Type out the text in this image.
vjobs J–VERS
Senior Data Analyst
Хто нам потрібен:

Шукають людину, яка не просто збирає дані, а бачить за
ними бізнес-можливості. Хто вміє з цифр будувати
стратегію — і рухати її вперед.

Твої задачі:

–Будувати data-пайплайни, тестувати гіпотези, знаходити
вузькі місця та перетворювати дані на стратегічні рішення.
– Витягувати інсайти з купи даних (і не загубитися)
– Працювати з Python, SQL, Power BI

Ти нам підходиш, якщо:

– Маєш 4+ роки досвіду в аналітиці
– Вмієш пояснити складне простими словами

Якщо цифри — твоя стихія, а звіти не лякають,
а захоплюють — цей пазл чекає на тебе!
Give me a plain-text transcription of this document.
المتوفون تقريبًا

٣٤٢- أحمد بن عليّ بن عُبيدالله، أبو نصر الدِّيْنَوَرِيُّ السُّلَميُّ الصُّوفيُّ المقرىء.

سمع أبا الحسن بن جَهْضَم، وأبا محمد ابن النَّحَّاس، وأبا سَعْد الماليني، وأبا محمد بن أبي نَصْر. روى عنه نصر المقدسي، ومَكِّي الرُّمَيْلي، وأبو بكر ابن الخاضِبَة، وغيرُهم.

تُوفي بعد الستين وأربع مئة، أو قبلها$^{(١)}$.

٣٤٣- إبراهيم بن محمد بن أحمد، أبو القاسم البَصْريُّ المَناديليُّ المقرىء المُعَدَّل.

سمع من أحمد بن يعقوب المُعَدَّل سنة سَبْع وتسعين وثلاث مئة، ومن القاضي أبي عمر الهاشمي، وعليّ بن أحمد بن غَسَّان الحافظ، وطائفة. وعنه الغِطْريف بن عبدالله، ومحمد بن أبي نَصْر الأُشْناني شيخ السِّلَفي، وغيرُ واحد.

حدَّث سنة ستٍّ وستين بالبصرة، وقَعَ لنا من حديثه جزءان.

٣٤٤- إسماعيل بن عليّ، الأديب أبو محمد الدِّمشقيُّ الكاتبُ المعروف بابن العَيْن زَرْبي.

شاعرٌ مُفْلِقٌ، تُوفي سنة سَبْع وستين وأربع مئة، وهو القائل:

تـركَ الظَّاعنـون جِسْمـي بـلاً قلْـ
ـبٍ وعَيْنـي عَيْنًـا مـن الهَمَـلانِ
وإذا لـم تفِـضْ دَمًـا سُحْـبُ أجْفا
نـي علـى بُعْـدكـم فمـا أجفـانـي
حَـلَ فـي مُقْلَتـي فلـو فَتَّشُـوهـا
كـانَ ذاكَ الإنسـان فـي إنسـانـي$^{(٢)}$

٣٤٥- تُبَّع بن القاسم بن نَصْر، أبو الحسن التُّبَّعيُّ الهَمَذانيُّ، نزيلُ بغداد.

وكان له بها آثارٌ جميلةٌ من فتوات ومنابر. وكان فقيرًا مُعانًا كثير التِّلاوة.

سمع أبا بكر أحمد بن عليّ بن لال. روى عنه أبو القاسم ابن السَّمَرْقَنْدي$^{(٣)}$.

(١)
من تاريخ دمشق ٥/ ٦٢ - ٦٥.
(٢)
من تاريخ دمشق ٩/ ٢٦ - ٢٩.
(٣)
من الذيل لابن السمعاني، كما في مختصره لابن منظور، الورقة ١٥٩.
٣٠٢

+ + + + + + +

▸ STATED TASK: Copy out all of the records above with nothing altered.

▸ ANSWER:
Type out the text in this image.
vjobs J–VERS
Senior Data Analyst
Хто нам потрібен:

Шукають людину, яка не просто збирає дані, а бачить за
ними бізнес-можливості. Хто вміє з цифр будувати
стратегію — і рухати її вперед.

Твої задачі:

–Будувати data-пайплайни, тестувати гіпотези, знаходити
вузькі місця та перетворювати дані на стратегічні рішення.
– Витягувати інсайти з купи даних (і не загубитися)
– Працювати з Python, SQL, Power BI

Ти нам підходиш, якщо:

– Маєш 4+ роки досвіду в аналітиці
– Вмієш пояснити складне простими словами

Якщо цифри — твоя стихія, а звіти не лякають,
а захоплюють — цей пазл чекає на тебе!
Give me a plain-text transcription of this document.
المتوفون تقريبًا

٣٤٢- أحمد بن عليّ بن عُبيدالله، أبو نصر الدِّيْنَوَرِيُّ السُّلَميُّ الصُّوفيُّ المقرىء.

سمع أبا الحسن بن جَهْضَم، وأبا محمد ابن النَّحَّاس، وأبا سَعْد الماليني، وأبا محمد بن أبي نَصْر. روى عنه نصر المقدسي، ومَكِّي الرُّمَيْلي، وأبو بكر ابن الخاضِبَة، وغيرُهم.

تُوفي بعد الستين وأربع مئة، أو قبلها$^{(١)}$.

٣٤٣- إبراهيم بن محمد بن أحمد، أبو القاسم البَصْريُّ المَناديليُّ المقرىء المُعَدَّل.

سمع من أحمد بن يعقوب المُعَدَّل سنة سَبْع وتسعين وثلاث مئة، ومن القاضي أبي عمر الهاشمي، وعليّ بن أحمد بن غَسَّان الحافظ، وطائفة. وعنه الغِطْريف بن عبدالله، ومحمد بن أبي نَصْر الأُشْناني شيخ السِّلَفي، وغيرُ واحد.

حدَّث سنة ستٍّ وستين بالبصرة، وقَعَ لنا من حديثه جزءان.

٣٤٤- إسماعيل بن عليّ، الأديب أبو محمد الدِّمشقيُّ الكاتبُ المعروف بابن العَيْن زَرْبي.

شاعرٌ مُفْلِقٌ، تُوفي سنة سَبْع وستين وأربع مئة، وهو القائل:

تـركَ الظَّاعنـون جِسْمـي بـلاً قلْـ
ـبٍ وعَيْنـي عَيْنًـا مـن الهَمَـلانِ
وإذا لـم تفِـضْ دَمًـا سُحْـبُ أجْفا
نـي علـى بُعْـدكـم فمـا أجفـانـي
حَـلَ فـي مُقْلَتـي فلـو فَتَّشُـوهـا
كـانَ ذاكَ الإنسـان فـي إنسـانـي$^{(٢)}$

٣٤٥- تُبَّع بن القاسم بن نَصْر، أبو الحسن التُّبَّعيُّ الهَمَذانيُّ، نزيلُ بغداد.

وكان له بها آثارٌ جميلةٌ من فتوات ومنابر. وكان فقيرًا مُعانًا كثير التِّلاوة.

سمع أبا بكر أحمد بن عليّ بن لال. روى عنه أبو القاسم ابن السَّمَرْقَنْدي$^{(٣)}$.

(١)
من تاريخ دمشق ٥/ ٦٢ - ٦٥.
(٢)
من تاريخ دمشق ٩/ ٢٦ - ٢٩.
(٣)
من الذيل لابن السمعاني، كما في مختصره لابن منظور، الورقة ١٥٩.
٣٠٢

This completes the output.